• **To do**:
Select the lines of the records containing the word "frequency" and list them.

• **Extracted data**:

══════════

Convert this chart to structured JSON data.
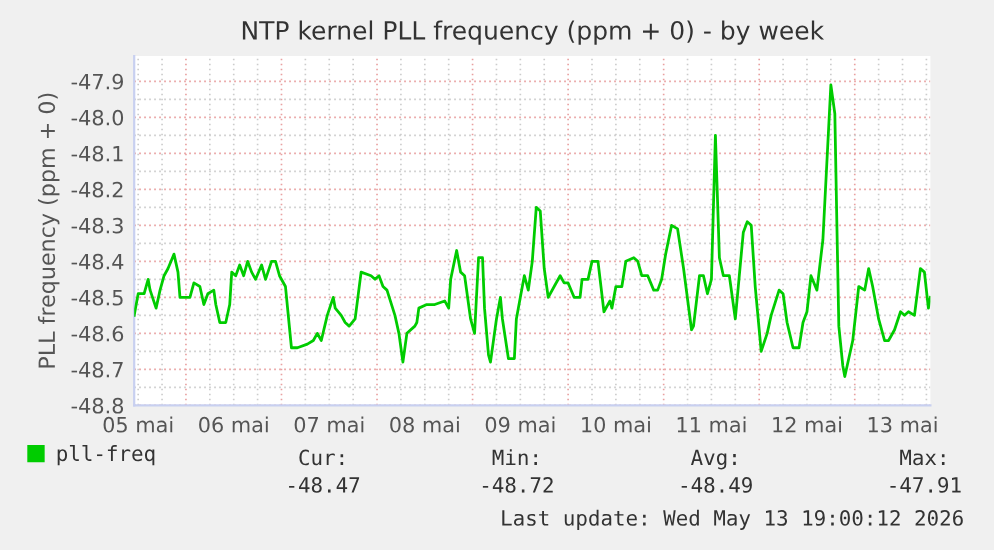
{
  "chart_data": {
    "type": "line",
    "title": "NTP kernel PLL frequency (ppm + 0) - by week",
    "ylabel": "PLL frequency (ppm + 0)",
    "x": [
      "2026-05-05T11:00",
      "2026-05-05T12:00",
      "2026-05-05T13:30",
      "2026-05-05T14:30",
      "2026-05-05T15:00",
      "2026-05-05T16:30",
      "2026-05-05T17:30",
      "2026-05-05T18:30",
      "2026-05-05T19:30",
      "2026-05-05T21:00",
      "2026-05-05T22:00",
      "2026-05-05T22:30",
      "2026-05-06T01:00",
      "2026-05-06T02:00",
      "2026-05-06T03:30",
      "2026-05-06T04:30",
      "2026-05-06T05:30",
      "2026-05-06T07:00",
      "2026-05-06T07:30",
      "2026-05-06T08:30",
      "2026-05-06T10:00",
      "2026-05-06T11:00",
      "2026-05-06T11:30",
      "2026-05-06T12:30",
      "2026-05-06T13:30",
      "2026-05-06T14:30",
      "2026-05-06T15:30",
      "2026-05-06T16:30",
      "2026-05-06T17:30",
      "2026-05-06T19:00",
      "2026-05-06T20:00",
      "2026-05-06T21:30",
      "2026-05-06T22:30",
      "2026-05-06T23:30",
      "2026-05-07T01:00",
      "2026-05-07T02:30",
      "2026-05-07T04:00",
      "2026-05-07T06:30",
      "2026-05-07T08:00",
      "2026-05-07T09:00",
      "2026-05-07T10:00",
      "2026-05-07T11:30",
      "2026-05-07T13:00",
      "2026-05-07T13:30",
      "2026-05-07T15:00",
      "2026-05-07T16:00",
      "2026-05-07T17:00",
      "2026-05-07T18:30",
      "2026-05-07T20:00",
      "2026-05-07T22:30",
      "2026-05-07T23:30",
      "2026-05-08T00:30",
      "2026-05-08T01:30",
      "2026-05-08T02:30",
      "2026-05-08T04:30",
      "2026-05-08T05:30",
      "2026-05-08T06:30",
      "2026-05-08T07:30",
      "2026-05-08T09:30",
      "2026-05-08T10:00",
      "2026-05-08T10:30",
      "2026-05-08T12:30",
      "2026-05-08T14:30",
      "2026-05-08T17:00",
      "2026-05-08T18:00",
      "2026-05-08T18:30",
      "2026-05-08T20:00",
      "2026-05-08T21:00",
      "2026-05-08T22:00",
      "2026-05-08T23:30",
      "2026-05-09T00:30",
      "2026-05-09T01:30",
      "2026-05-09T02:30",
      "2026-05-09T03:00",
      "2026-05-09T04:00",
      "2026-05-09T04:30",
      "2026-05-09T06:00",
      "2026-05-09T07:00",
      "2026-05-09T07:30",
      "2026-05-09T09:00",
      "2026-05-09T10:30",
      "2026-05-09T11:00",
      "2026-05-09T12:00",
      "2026-05-09T13:00",
      "2026-05-09T14:00",
      "2026-05-09T15:00",
      "2026-05-09T16:00",
      "2026-05-09T17:00",
      "2026-05-09T18:00",
      "2026-05-09T19:00",
      "2026-05-09T20:30",
      "2026-05-09T22:00",
      "2026-05-09T23:00",
      "2026-05-10T00:00",
      "2026-05-10T01:30",
      "2026-05-10T03:00",
      "2026-05-10T03:30",
      "2026-05-10T05:00",
      "2026-05-10T06:00",
      "2026-05-10T07:30",
      "2026-05-10T09:00",
      "2026-05-10T10:30",
      "2026-05-10T11:00",
      "2026-05-10T12:00",
      "2026-05-10T13:30",
      "2026-05-10T14:30",
      "2026-05-10T16:30",
      "2026-05-10T17:30",
      "2026-05-10T18:30",
      "2026-05-10T20:00",
      "2026-05-10T21:30",
      "2026-05-10T22:30",
      "2026-05-10T23:30",
      "2026-05-11T00:30",
      "2026-05-11T02:00",
      "2026-05-11T03:30",
      "2026-05-11T05:00",
      "2026-05-11T07:00",
      "2026-05-11T07:30",
      "2026-05-11T09:00",
      "2026-05-11T10:00",
      "2026-05-11T11:00",
      "2026-05-11T12:00",
      "2026-05-11T13:00",
      "2026-05-11T14:00",
      "2026-05-11T15:00",
      "2026-05-11T16:30",
      "2026-05-11T18:00",
      "2026-05-11T20:00",
      "2026-05-11T21:00",
      "2026-05-11T22:00",
      "2026-05-11T23:00",
      "2026-05-12T00:30",
      "2026-05-12T02:00",
      "2026-05-12T03:00",
      "2026-05-12T05:00",
      "2026-05-12T06:00",
      "2026-05-12T07:00",
      "2026-05-12T08:30",
      "2026-05-12T10:00",
      "2026-05-12T11:00",
      "2026-05-12T12:00",
      "2026-05-12T13:00",
      "2026-05-12T14:30",
      "2026-05-12T16:00",
      "2026-05-12T18:00",
      "2026-05-12T19:00",
      "2026-05-12T19:30",
      "2026-05-12T20:00",
      "2026-05-12T21:00",
      "2026-05-12T21:30",
      "2026-05-12T22:30",
      "2026-05-12T23:30",
      "2026-05-13T01:00",
      "2026-05-13T02:30",
      "2026-05-13T03:30",
      "2026-05-13T04:30",
      "2026-05-13T06:00",
      "2026-05-13T07:30",
      "2026-05-13T08:30",
      "2026-05-13T10:00",
      "2026-05-13T11:30",
      "2026-05-13T12:30",
      "2026-05-13T13:30",
      "2026-05-13T15:00",
      "2026-05-13T16:30",
      "2026-05-13T17:30",
      "2026-05-13T18:30",
      "2026-05-13T19:00"
    ],
    "series": [
      {
        "name": "pll-freq",
        "color": "#00cc00",
        "values": [
          -48.55,
          -48.49,
          -48.49,
          -48.45,
          -48.48,
          -48.53,
          -48.48,
          -48.44,
          -48.42,
          -48.38,
          -48.43,
          -48.5,
          -48.5,
          -48.46,
          -48.47,
          -48.52,
          -48.49,
          -48.48,
          -48.52,
          -48.57,
          -48.57,
          -48.52,
          -48.43,
          -48.44,
          -48.41,
          -48.44,
          -48.4,
          -48.43,
          -48.45,
          -48.41,
          -48.45,
          -48.4,
          -48.4,
          -48.44,
          -48.47,
          -48.64,
          -48.64,
          -48.63,
          -48.62,
          -48.6,
          -48.62,
          -48.55,
          -48.5,
          -48.53,
          -48.55,
          -48.57,
          -48.58,
          -48.56,
          -48.43,
          -48.44,
          -48.45,
          -48.44,
          -48.47,
          -48.48,
          -48.55,
          -48.6,
          -48.68,
          -48.6,
          -48.58,
          -48.57,
          -48.53,
          -48.52,
          -48.52,
          -48.51,
          -48.53,
          -48.45,
          -48.37,
          -48.43,
          -48.44,
          -48.56,
          -48.6,
          -48.39,
          -48.39,
          -48.53,
          -48.66,
          -48.68,
          -48.56,
          -48.5,
          -48.56,
          -48.67,
          -48.67,
          -48.56,
          -48.5,
          -48.44,
          -48.48,
          -48.4,
          -48.25,
          -48.26,
          -48.42,
          -48.5,
          -48.47,
          -48.44,
          -48.46,
          -48.46,
          -48.5,
          -48.5,
          -48.45,
          -48.45,
          -48.4,
          -48.4,
          -48.54,
          -48.51,
          -48.53,
          -48.47,
          -48.47,
          -48.4,
          -48.39,
          -48.4,
          -48.44,
          -48.44,
          -48.48,
          -48.48,
          -48.45,
          -48.38,
          -48.3,
          -48.31,
          -48.42,
          -48.59,
          -48.58,
          -48.44,
          -48.44,
          -48.49,
          -48.45,
          -48.05,
          -48.39,
          -48.44,
          -48.44,
          -48.56,
          -48.32,
          -48.29,
          -48.3,
          -48.47,
          -48.65,
          -48.6,
          -48.55,
          -48.48,
          -48.49,
          -48.57,
          -48.64,
          -48.64,
          -48.57,
          -48.54,
          -48.44,
          -48.48,
          -48.34,
          -47.91,
          -47.99,
          -48.29,
          -48.58,
          -48.69,
          -48.72,
          -48.67,
          -48.62,
          -48.47,
          -48.48,
          -48.42,
          -48.47,
          -48.56,
          -48.62,
          -48.62,
          -48.59,
          -48.54,
          -48.55,
          -48.54,
          -48.55,
          -48.42,
          -48.43,
          -48.53,
          -48.5
        ]
      }
    ],
    "xlim": [
      "2026-05-05T11:00",
      "2026-05-13T19:00"
    ],
    "xticks": [
      {
        "value": "2026-05-05T12:00",
        "label": "05 mai"
      },
      {
        "value": "2026-05-06T12:00",
        "label": "06 mai"
      },
      {
        "value": "2026-05-07T12:00",
        "label": "07 mai"
      },
      {
        "value": "2026-05-08T12:00",
        "label": "08 mai"
      },
      {
        "value": "2026-05-09T12:00",
        "label": "09 mai"
      },
      {
        "value": "2026-05-10T12:00",
        "label": "10 mai"
      },
      {
        "value": "2026-05-11T12:00",
        "label": "11 mai"
      },
      {
        "value": "2026-05-12T12:00",
        "label": "12 mai"
      },
      {
        "value": "2026-05-13T12:00",
        "label": "13 mai"
      }
    ],
    "ylim": [
      -48.8,
      -47.83
    ],
    "yticks": [
      {
        "value": -48.8,
        "label": "-48.8"
      },
      {
        "value": -48.7,
        "label": "-48.7"
      },
      {
        "value": -48.6,
        "label": "-48.6"
      },
      {
        "value": -48.5,
        "label": "-48.5"
      },
      {
        "value": -48.4,
        "label": "-48.4"
      },
      {
        "value": -48.3,
        "label": "-48.3"
      },
      {
        "value": -48.2,
        "label": "-48.2"
      },
      {
        "value": -48.1,
        "label": "-48.1"
      },
      {
        "value": -48.0,
        "label": "-48.0"
      },
      {
        "value": -47.9,
        "label": "-47.9"
      }
    ],
    "grid": true,
    "legend": "bottom",
    "marker": "none",
    "line_style": "solid",
    "annotations": [
      "Cur:",
      "-48.47",
      "Min:",
      "-48.72",
      "Avg:",
      "-48.49",
      "Max:",
      "-47.91",
      "Last update: Wed May 13 19:00:12 2026"
    ]
  }
}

══════════

• **Worked answer**:
    "title": "NTP kernel PLL frequency (ppm + 0) - by week",
    "ylabel": "PLL frequency (ppm + 0)",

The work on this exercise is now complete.